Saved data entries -
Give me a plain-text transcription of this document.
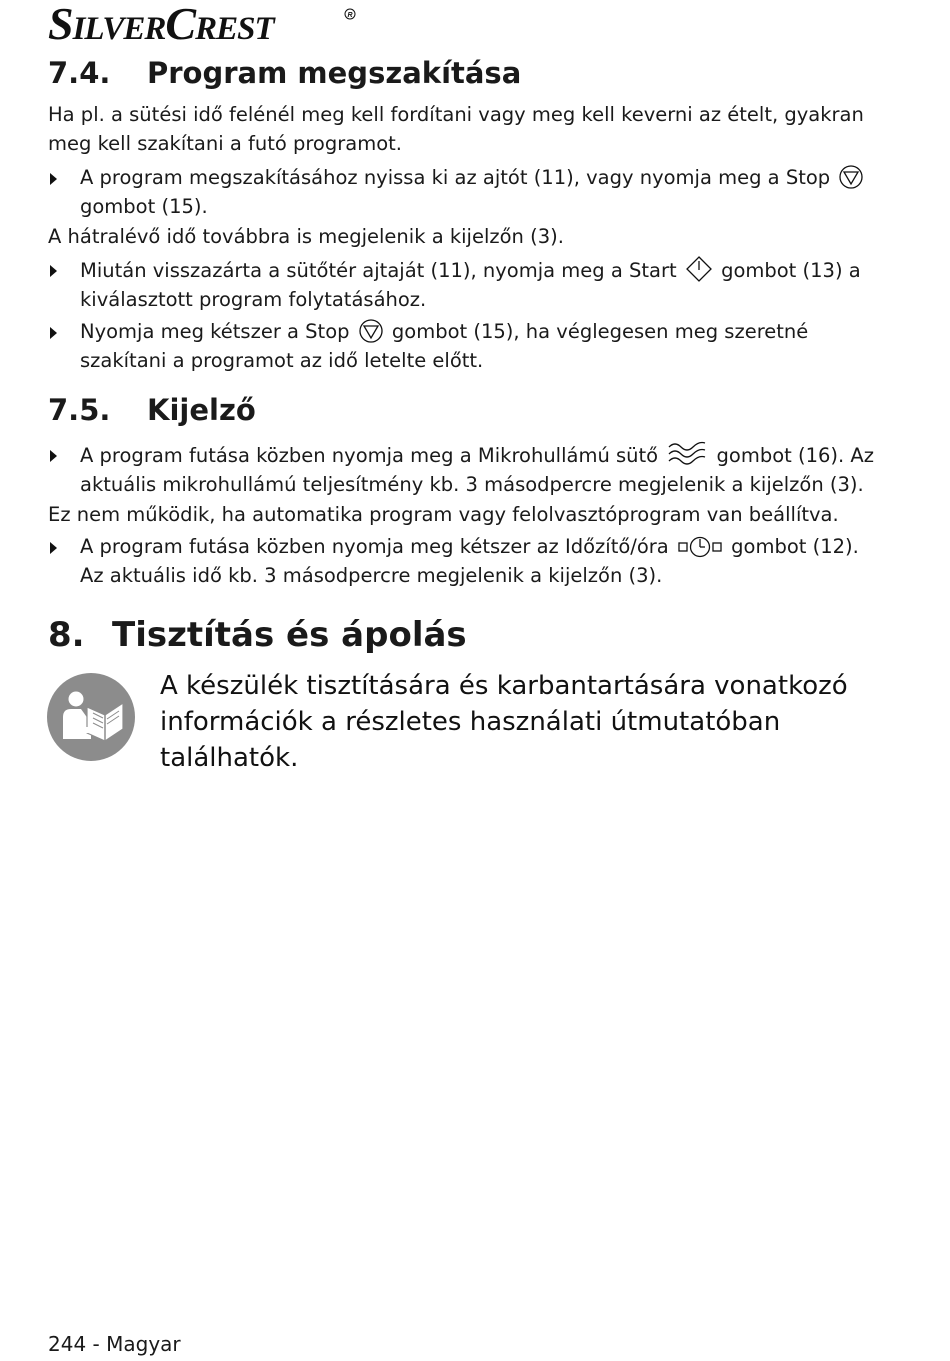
SILVERCREST	R
7.4. Program megszakítása
Ha pl. a sütési idő felénél meg kell fordítani vagy meg kell keverni az ételt, gyakran meg kell szakítani a futó programot.
A program megszakításához nyissa ki az ajtót (11), vagy nyomja meg a Stop  gombot (15).
A hátralévő idő továbbra is megjelenik a kijelzőn (3).
Miután visszazárta a sütőtér ajtaját (11), nyomja meg a Start gombot (13) a kiválasztott program folytatásához.
Nyomja meg kétszer a Stop gombot (15), ha véglegesen meg szeretné szakítani a programot az idő letelte előtt.
7.5. Kijelző
A program futása közben nyomja meg a Mikrohullámú sütő	gombot (16). Az aktuális mikrohullámú teljesítmény kb. 3 másodpercre megjelenik a kijelzőn (3).
Ez nem működik, ha automatika program vagy felolvasztóprogram van beállítva.
A program futása közben nyomja meg kétszer az Időzítő/óra	gombot (12). Az aktuális idő kb. 3 másodpercre megjelenik a kijelzőn (3).
8. Tisztítás és ápolás
A készülék tisztítására és karbantartására vonatkozó információk a részletes használati útmutatóban találhatók.
244 - Magyar
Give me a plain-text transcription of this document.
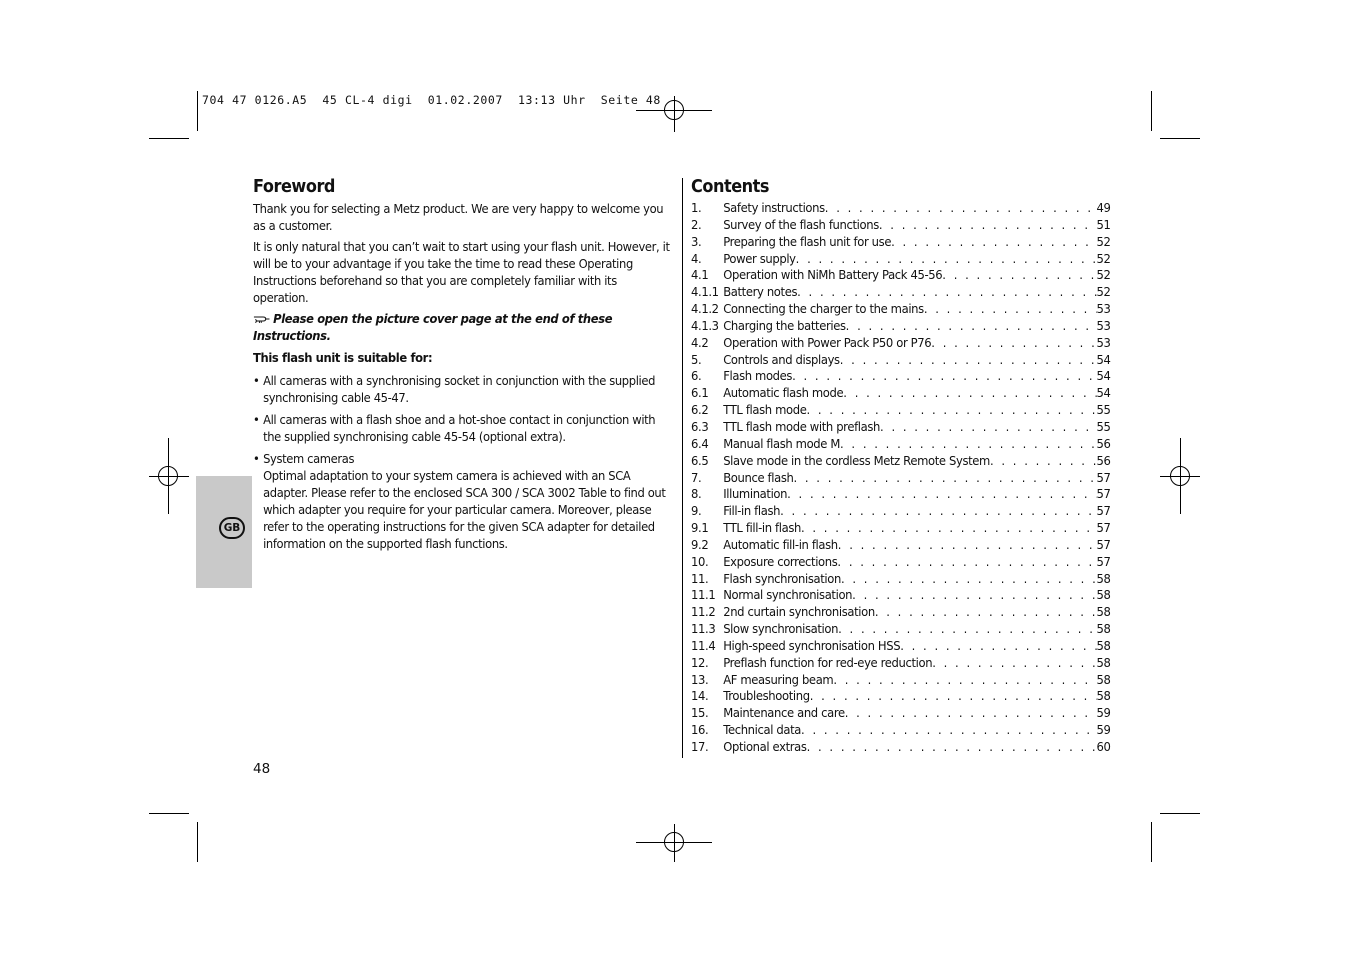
704 47 0126.A5  45 CL-4 digi  01.02.2007  13:13 Uhr  Seite 48
GB
Foreword
Thank you for selecting a Metz product. We are very happy to welcome you as a customer.
It is only natural that you can’t wait to start using your flash unit. However, it will be to your advantage if you take the time to read these Operating Instructions beforehand so that you are completely familiar with its operation.
Please open the picture cover page at the end of these Instructions.
This flash unit is suitable for:
• All cameras with a synchronising socket in conjunction with the supplied synchronising cable 45-47.
• All cameras with a flash shoe and a hot-shoe contact in conjunction with the supplied synchronising cable 45-54 (optional extra).
• System cameras
Optimal adaptation to your system camera is achieved with an SCA adapter. Please refer to the enclosed SCA 300 / SCA 3002 Table to find out which adapter you require for your particular camera. Moreover, please refer to the operating instructions for the given SCA adapter for detailed information on the supported flash functions.
Contents
1.	Safety instructions . . .	49
2.	Survey of the flash functions . . .	51
3.	Preparing the flash unit for use . . .	52
4.	Power supply . . .	52
4.1	Operation with NiMh Battery Pack 45-56 . . .	52
4.1.1 Battery notes . . .	52
4.1.2 Connecting the charger to the mains . . .	53
4.1.3 Charging the batteries . . .	53
4.2	Operation with Power Pack P50 or P76 . . .	53
5.	Controls and displays . . .	54
6.	Flash modes . . .	54
6.1	Automatic flash mode . . .	54
6.2	TTL flash mode . . .	55
6.3	TTL flash mode with preflash . . .	55
6.4	Manual flash mode M . . .	56
6.5	Slave mode in the cordless Metz Remote System . . .	56
7.	Bounce flash . . .	57
8.	Illumination . . .	57
9.	Fill-in flash . . .	57
9.1	TTL fill-in flash . . .	57
9.2	Automatic fill-in flash . . .	57
10.	Exposure corrections . . .	57
11.	Flash synchronisation . . .	58
11.1 Normal synchronisation . . .	58
11.2 2nd curtain synchronisation . . .	58
11.3 Slow synchronisation . . .	58
11.4 High-speed synchronisation HSS . . .	58
12.	Preflash function for red-eye reduction . . .	58
13.	AF measuring beam . . .	58
14.	Troubleshooting . . .	58
15.	Maintenance and care . . .	59
16.	Technical data . . .	59
17.	Optional extras . . .	60
48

What to produce - Make an exact copy of every entry above, minus the images.

Correct result -
Give me a plain-text transcription of this document.
SILVERCREST	R
7.4. Program megszakítása
Ha pl. a sütési idő felénél meg kell fordítani vagy meg kell keverni az ételt, gyakran meg kell szakítani a futó programot.
A program megszakításához nyissa ki az ajtót (11), vagy nyomja meg a Stop  gombot (15).
A hátralévő idő továbbra is megjelenik a kijelzőn (3).
Miután visszazárta a sütőtér ajtaját (11), nyomja meg a Start gombot (13) a kiválasztott program folytatásához.
Nyomja meg kétszer a Stop gombot (15), ha véglegesen meg szeretné szakítani a programot az idő letelte előtt.
7.5. Kijelző
A program futása közben nyomja meg a Mikrohullámú sütő	gombot (16). Az aktuális mikrohullámú teljesítmény kb. 3 másodpercre megjelenik a kijelzőn (3).
Ez nem működik, ha automatika program vagy felolvasztóprogram van beállítva.
A program futása közben nyomja meg kétszer az Időzítő/óra	gombot (12). Az aktuális idő kb. 3 másodpercre megjelenik a kijelzőn (3).
8. Tisztítás és ápolás
A készülék tisztítására és karbantartására vonatkozó információk a részletes használati útmutatóban találhatók.
244 - Magyar
Give me a plain-text transcription of this document.
704 47 0126.A5  45 CL-4 digi  01.02.2007  13:13 Uhr  Seite 48
GB
Foreword
Thank you for selecting a Metz product. We are very happy to welcome you as a customer.
It is only natural that you can’t wait to start using your flash unit. However, it will be to your advantage if you take the time to read these Operating Instructions beforehand so that you are completely familiar with its operation.
Please open the picture cover page at the end of these Instructions.
This flash unit is suitable for:
• All cameras with a synchronising socket in conjunction with the supplied synchronising cable 45-47.
• All cameras with a flash shoe and a hot-shoe contact in conjunction with the supplied synchronising cable 45-54 (optional extra).
• System cameras
Optimal adaptation to your system camera is achieved with an SCA adapter. Please refer to the enclosed SCA 300 / SCA 3002 Table to find out which adapter you require for your particular camera. Moreover, please refer to the operating instructions for the given SCA adapter for detailed information on the supported flash functions.
Contents
1.	Safety instructions . . .	49
2.	Survey of the flash functions . . .	51
3.	Preparing the flash unit for use . . .	52
4.	Power supply . . .	52
4.1	Operation with NiMh Battery Pack 45-56 . . .	52
4.1.1 Battery notes . . .	52
4.1.2 Connecting the charger to the mains . . .	53
4.1.3 Charging the batteries . . .	53
4.2	Operation with Power Pack P50 or P76 . . .	53
5.	Controls and displays . . .	54
6.	Flash modes . . .	54
6.1	Automatic flash mode . . .	54
6.2	TTL flash mode . . .	55
6.3	TTL flash mode with preflash . . .	55
6.4	Manual flash mode M . . .	56
6.5	Slave mode in the cordless Metz Remote System . . .	56
7.	Bounce flash . . .	57
8.	Illumination . . .	57
9.	Fill-in flash . . .	57
9.1	TTL fill-in flash . . .	57
9.2	Automatic fill-in flash . . .	57
10.	Exposure corrections . . .	57
11.	Flash synchronisation . . .	58
11.1 Normal synchronisation . . .	58
11.2 2nd curtain synchronisation . . .	58
11.3 Slow synchronisation . . .	58
11.4 High-speed synchronisation HSS . . .	58
12.	Preflash function for red-eye reduction . . .	58
13.	AF measuring beam . . .	58
14.	Troubleshooting . . .	58
15.	Maintenance and care . . .	59
16.	Technical data . . .	59
17.	Optional extras . . .	60
48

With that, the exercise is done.